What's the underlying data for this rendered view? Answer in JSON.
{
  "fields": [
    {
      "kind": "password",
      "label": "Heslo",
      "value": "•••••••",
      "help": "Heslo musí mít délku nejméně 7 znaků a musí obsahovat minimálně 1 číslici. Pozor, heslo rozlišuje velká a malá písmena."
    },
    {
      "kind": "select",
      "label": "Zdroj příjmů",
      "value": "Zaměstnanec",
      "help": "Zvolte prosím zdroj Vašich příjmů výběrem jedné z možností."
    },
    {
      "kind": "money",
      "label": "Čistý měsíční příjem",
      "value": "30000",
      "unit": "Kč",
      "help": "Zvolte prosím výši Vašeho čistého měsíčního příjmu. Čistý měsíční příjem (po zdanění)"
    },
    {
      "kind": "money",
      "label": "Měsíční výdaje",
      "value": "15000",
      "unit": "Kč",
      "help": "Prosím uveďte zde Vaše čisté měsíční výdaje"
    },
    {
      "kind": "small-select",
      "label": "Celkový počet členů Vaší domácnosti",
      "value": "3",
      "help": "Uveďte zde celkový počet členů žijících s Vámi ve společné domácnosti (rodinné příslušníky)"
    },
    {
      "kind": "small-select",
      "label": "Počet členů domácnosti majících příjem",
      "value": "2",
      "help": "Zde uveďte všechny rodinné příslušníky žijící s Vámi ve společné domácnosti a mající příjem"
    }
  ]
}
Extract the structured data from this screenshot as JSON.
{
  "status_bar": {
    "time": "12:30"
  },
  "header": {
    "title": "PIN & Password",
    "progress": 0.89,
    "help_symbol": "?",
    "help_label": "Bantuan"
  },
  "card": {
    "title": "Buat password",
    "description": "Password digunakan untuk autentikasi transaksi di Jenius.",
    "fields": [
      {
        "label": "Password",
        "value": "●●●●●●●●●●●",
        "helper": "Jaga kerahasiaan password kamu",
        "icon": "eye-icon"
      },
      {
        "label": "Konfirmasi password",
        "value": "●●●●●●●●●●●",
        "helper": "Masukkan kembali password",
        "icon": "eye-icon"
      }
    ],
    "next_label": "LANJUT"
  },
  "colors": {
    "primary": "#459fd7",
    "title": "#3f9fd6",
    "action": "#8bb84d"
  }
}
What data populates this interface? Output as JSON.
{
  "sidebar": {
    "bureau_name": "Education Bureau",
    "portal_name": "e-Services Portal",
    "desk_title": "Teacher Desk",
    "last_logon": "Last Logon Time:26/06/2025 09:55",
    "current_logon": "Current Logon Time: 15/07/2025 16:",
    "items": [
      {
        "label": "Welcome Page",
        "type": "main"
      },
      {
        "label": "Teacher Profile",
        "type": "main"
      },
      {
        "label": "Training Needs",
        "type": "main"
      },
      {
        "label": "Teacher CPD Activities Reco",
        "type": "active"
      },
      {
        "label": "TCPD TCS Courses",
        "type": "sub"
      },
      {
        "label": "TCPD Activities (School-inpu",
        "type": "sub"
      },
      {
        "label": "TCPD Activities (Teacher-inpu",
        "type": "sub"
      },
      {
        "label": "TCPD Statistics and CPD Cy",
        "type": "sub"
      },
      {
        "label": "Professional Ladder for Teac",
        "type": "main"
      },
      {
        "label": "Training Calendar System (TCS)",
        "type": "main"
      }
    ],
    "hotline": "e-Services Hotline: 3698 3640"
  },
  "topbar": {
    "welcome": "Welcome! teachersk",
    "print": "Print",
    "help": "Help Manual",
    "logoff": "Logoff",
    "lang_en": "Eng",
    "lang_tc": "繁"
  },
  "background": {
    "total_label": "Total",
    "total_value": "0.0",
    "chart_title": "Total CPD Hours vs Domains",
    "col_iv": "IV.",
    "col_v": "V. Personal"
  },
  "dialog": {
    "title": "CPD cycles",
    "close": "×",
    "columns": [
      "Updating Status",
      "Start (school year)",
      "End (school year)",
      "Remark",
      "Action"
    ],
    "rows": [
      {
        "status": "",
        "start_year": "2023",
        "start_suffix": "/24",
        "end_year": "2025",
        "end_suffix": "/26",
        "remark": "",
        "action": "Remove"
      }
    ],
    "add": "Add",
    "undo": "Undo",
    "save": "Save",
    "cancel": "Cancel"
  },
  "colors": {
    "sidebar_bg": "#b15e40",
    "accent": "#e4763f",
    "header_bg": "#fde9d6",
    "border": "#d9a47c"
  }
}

▸ **Task requirements**
Search the data above for the word "výdaje", then gather each line in which it appears.

▸ **Response to the exercise**
      "label": "Měsíční výdaje",
      "help": "Prosím uveďte zde Vaše čisté měsíční výdaje"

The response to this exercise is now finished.